◆ **Stated exercise**
From the listing below, copy every line with the word "detached".

[Begin Data excerpts]

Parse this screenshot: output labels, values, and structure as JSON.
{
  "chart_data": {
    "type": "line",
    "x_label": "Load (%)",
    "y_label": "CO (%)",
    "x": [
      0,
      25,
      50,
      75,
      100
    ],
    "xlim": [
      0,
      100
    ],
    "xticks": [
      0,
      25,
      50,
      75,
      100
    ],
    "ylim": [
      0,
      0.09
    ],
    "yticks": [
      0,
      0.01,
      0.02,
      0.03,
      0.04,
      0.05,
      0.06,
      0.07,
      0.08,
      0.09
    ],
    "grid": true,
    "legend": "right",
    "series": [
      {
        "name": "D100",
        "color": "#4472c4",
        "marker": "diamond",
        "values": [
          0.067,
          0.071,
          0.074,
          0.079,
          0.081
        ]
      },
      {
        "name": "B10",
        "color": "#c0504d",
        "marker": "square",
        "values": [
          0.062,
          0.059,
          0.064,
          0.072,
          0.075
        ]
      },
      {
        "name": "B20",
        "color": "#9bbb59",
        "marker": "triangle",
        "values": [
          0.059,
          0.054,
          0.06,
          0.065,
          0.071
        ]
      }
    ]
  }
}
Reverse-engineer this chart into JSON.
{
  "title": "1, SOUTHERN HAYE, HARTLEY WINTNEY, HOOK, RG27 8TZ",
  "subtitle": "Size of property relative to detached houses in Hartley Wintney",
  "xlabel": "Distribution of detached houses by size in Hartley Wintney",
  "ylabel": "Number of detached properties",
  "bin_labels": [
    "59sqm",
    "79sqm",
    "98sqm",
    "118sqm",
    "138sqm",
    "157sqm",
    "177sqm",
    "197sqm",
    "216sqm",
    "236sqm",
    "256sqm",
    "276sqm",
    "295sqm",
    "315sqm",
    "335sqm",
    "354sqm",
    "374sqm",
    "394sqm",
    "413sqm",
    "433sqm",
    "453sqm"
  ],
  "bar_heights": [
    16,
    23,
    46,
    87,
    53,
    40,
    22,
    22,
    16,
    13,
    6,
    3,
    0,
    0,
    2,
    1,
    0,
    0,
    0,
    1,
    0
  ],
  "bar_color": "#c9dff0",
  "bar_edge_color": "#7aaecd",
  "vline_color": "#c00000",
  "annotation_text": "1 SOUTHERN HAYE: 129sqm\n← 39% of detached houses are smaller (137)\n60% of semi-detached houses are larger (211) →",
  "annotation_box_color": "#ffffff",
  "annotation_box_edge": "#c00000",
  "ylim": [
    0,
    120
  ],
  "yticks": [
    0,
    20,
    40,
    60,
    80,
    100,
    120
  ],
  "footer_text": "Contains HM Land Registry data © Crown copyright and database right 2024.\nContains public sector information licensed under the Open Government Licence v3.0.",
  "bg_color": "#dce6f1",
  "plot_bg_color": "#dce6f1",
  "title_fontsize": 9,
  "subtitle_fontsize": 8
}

[End Data excerpts]

◆ **Written solution**
  "subtitle": "Size of property relative to detached houses in Hartley Wintney",
  "xlabel": "Distribution of detached houses by size in Hartley Wintney",
  "ylabel": "Number of detached properties",
  "annotation_text": "1 SOUTHERN HAYE: 129sqm\n← 39% of detached houses are smaller (137)\n60% of semi-detached houses are larger (211) →",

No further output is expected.